== Texte fourni

Mercredi 13 mai 2009

- Présidence de M. Jean-Jacques Hyest, président -

Décision-cadre relative à l'utilisation de données des dossiers passagers à des fins répressives - Examen du rapport

La commission a tout d'abord procédé à l'examen du rapport de M. Yves Détraigne sur la proposition de résolution européenne n° 252 (2008-2009), en application de l'article 73 bis du Règlement, présentée par M. Simon Sutour au nom de la commission des affaires européennes, sur la proposition de décision-cadre relative à l'utilisation de données des dossiers passagers (Passenger Name Record) à des fins répressives (E 3697).

M. Yves Détraigne, rapporteur, a tout d'abord rappelé :

- que la proposition de décision-cadre, transmise au Sénat au titre de l'article 88-4 de la Constitution, avait pour objectif « d'harmoniser les dispositions des Etats membres relatives à l'obligation, pour les transporteurs aériens assurant des vols vers le territoire d'au moins un Etat membre ou à partir de celui-ci, de transmettre aux autorités compétentes les renseignements relatifs aux passagers aux fins de prévenir et de combattre les infractions terroristes et la criminalité organisée » ;

- que la commission des affaires européennes, réunie le 3 mars 2009, avait adopté une proposition de résolution, présentée par M. Simon Sutour, qui, tout en approuvant le principe d'un système PNR (Passenger Name Record) européen, avait considéré que la proposition de décision-cadre ne protégeait pas suffisamment la vie privée et les données à caractère personnel ;

- que les dossiers passagers, collectés et conservés par les compagnies aériennes et les agences de voyage, contenaient diverses informations telles que les renseignements sur l'agence de voyage auprès de laquelle la réservation est effectuée, l'itinéraire du déplacement, les indications des vols, le contact à terre du passager, les services demandés à bord... renseignements dont l'importance en matière de lutte contre le terrorisme avait conduit trois pays à se doter d'un système de traitement des données PNR : les Etats-Unis, le Canada et l'Australie -la Corée du Sud ayant un projet en cours. Ces systèmes, a-t-il précisé, ont donné lieu à la conclusion d'accords avec l'Union européenne pour régler les modalités de la transmission et de l'exploitation des données PNR issues de vols en provenance d'un Etat membre et à destination de l'un de ces trois pays.

====

_Liste des tâches_:
(1) Réécrivez sous forme de liste plus brève le paragraphe du compte rendu qui commence par « que les dossiers passagers, collectés », en conservant ses faits principaux.
(2) Prolongez, s'il vous plaît, le compte rendu sur les dossiers passagers à la suite de sa dernière phrase.
Vous n'avez pas besoin des données pour ce travail.

== Section des données

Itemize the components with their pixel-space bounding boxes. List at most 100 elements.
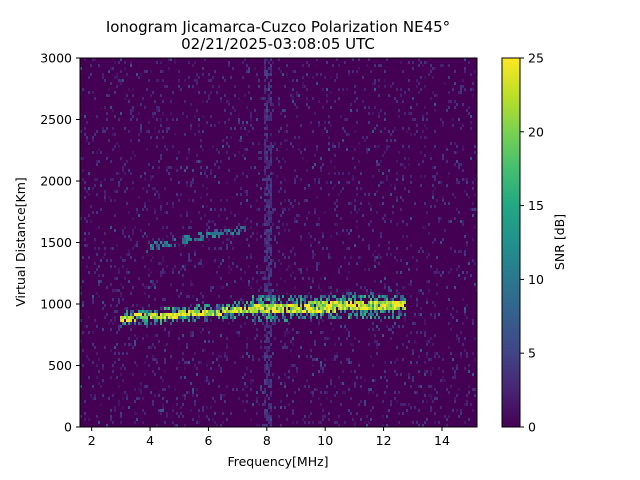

====

_Résultats_:
(1)
- Les dossiers passagers sont collectés et conservés par les compagnies aériennes et les agences de voyage.
- Ils contiennent notamment l'agence de réservation, l'itinéraire, les indications des vols, le contact à terre du passager et les services demandés à bord.
- Leur importance dans la lutte contre le terrorisme a conduit les États-Unis, le Canada et l'Australie à se doter d'un système de traitement des données PNR, et la Corée du Sud a un projet en cours.
- Ces systèmes ont donné lieu à des accords avec l'Union européenne pour régler la transmission et l'exploitation des données PNR des vols partant d'un État membre vers l'un de ces trois pays.

(2)
Il a souligné que les expériences européennes étaient, elles, limitées, seul le Royaume-Uni ayant à ce jour décidé de se doter d'un système PNR complet, en vigueur depuis mars 2008. La France, quant à elle, n'a pas mis en oeuvre un tel traitement, alors que la loi du 23 janvier 2006 relative à la lutte contre le terrorisme l'y autorise afin d'améliorer le contrôle aux frontières, la lutte contre l'immigration clandestine et le terrorisme, sous réserve de ne pas collecter des données dites sensibles au sens de la loi du 6 janvier 1978 « informatique et libertés ». La mise en oeuvre de la loi de 2006 ne s'est en effet traduite que par la création, la même année, d'un fichier qui ne concerne que les données des passagers des vols directs en provenance et à destination de cinq pays (l'Afghanistan, le Pakistan, l'Iran, la Syrie et le Yémen).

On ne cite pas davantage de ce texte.